>> Start

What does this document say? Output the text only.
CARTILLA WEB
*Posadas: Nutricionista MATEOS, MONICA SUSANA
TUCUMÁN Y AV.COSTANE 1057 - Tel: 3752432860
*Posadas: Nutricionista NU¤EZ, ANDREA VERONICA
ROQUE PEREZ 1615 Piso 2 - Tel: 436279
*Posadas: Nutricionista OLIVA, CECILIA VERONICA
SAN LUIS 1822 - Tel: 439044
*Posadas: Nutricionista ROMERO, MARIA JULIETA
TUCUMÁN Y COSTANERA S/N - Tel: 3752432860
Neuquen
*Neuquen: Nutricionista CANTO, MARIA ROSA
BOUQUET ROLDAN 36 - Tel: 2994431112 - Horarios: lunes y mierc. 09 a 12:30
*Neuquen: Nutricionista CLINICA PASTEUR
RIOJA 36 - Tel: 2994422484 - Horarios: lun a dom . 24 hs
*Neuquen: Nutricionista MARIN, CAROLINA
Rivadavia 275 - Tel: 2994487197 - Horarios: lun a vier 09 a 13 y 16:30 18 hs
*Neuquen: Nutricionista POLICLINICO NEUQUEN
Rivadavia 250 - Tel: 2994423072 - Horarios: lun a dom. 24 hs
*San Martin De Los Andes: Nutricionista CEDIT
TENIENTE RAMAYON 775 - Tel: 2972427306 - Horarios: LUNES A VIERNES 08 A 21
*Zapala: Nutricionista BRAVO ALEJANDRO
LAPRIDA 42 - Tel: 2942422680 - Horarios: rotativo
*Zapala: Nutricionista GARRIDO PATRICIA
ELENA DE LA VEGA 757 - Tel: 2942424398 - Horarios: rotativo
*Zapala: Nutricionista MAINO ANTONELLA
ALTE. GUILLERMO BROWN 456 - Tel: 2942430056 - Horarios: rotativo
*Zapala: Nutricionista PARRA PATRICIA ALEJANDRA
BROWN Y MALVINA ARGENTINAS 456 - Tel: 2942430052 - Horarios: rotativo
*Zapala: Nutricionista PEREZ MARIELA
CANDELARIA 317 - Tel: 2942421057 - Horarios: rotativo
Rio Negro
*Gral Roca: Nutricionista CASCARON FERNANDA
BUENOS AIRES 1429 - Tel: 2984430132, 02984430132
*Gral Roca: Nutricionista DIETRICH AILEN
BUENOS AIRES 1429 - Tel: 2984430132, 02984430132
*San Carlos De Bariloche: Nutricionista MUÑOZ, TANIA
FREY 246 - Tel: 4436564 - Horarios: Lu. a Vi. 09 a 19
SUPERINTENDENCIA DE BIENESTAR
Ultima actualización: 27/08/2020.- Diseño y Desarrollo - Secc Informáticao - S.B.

>> End

INSTRUCTIONS FOR THE TASK → Repeat the records above exactly, from the first line to the last.

SOLUTION BELOW →
What does this document say? Output the text only.
CARTILLA WEB
*Posadas: Nutricionista MATEOS, MONICA SUSANA
TUCUMÁN Y AV.COSTANE 1057 - Tel: 3752432860
*Posadas: Nutricionista NU¤EZ, ANDREA VERONICA
ROQUE PEREZ 1615 Piso 2 - Tel: 436279
*Posadas: Nutricionista OLIVA, CECILIA VERONICA
SAN LUIS 1822 - Tel: 439044
*Posadas: Nutricionista ROMERO, MARIA JULIETA
TUCUMÁN Y COSTANERA S/N - Tel: 3752432860
Neuquen
*Neuquen: Nutricionista CANTO, MARIA ROSA
BOUQUET ROLDAN 36 - Tel: 2994431112 - Horarios: lunes y mierc. 09 a 12:30
*Neuquen: Nutricionista CLINICA PASTEUR
RIOJA 36 - Tel: 2994422484 - Horarios: lun a dom . 24 hs
*Neuquen: Nutricionista MARIN, CAROLINA
Rivadavia 275 - Tel: 2994487197 - Horarios: lun a vier 09 a 13 y 16:30 18 hs
*Neuquen: Nutricionista POLICLINICO NEUQUEN
Rivadavia 250 - Tel: 2994423072 - Horarios: lun a dom. 24 hs
*San Martin De Los Andes: Nutricionista CEDIT
TENIENTE RAMAYON 775 - Tel: 2972427306 - Horarios: LUNES A VIERNES 08 A 21
*Zapala: Nutricionista BRAVO ALEJANDRO
LAPRIDA 42 - Tel: 2942422680 - Horarios: rotativo
*Zapala: Nutricionista GARRIDO PATRICIA
ELENA DE LA VEGA 757 - Tel: 2942424398 - Horarios: rotativo
*Zapala: Nutricionista MAINO ANTONELLA
ALTE. GUILLERMO BROWN 456 - Tel: 2942430056 - Horarios: rotativo
*Zapala: Nutricionista PARRA PATRICIA ALEJANDRA
BROWN Y MALVINA ARGENTINAS 456 - Tel: 2942430052 - Horarios: rotativo
*Zapala: Nutricionista PEREZ MARIELA
CANDELARIA 317 - Tel: 2942421057 - Horarios: rotativo
Rio Negro
*Gral Roca: Nutricionista CASCARON FERNANDA
BUENOS AIRES 1429 - Tel: 2984430132, 02984430132
*Gral Roca: Nutricionista DIETRICH AILEN
BUENOS AIRES 1429 - Tel: 2984430132, 02984430132
*San Carlos De Bariloche: Nutricionista MUÑOZ, TANIA
FREY 246 - Tel: 4436564 - Horarios: Lu. a Vi. 09 a 19
SUPERINTENDENCIA DE BIENESTAR
Ultima actualización: 27/08/2020.- Diseño y Desarrollo - Secc Informáticao - S.B.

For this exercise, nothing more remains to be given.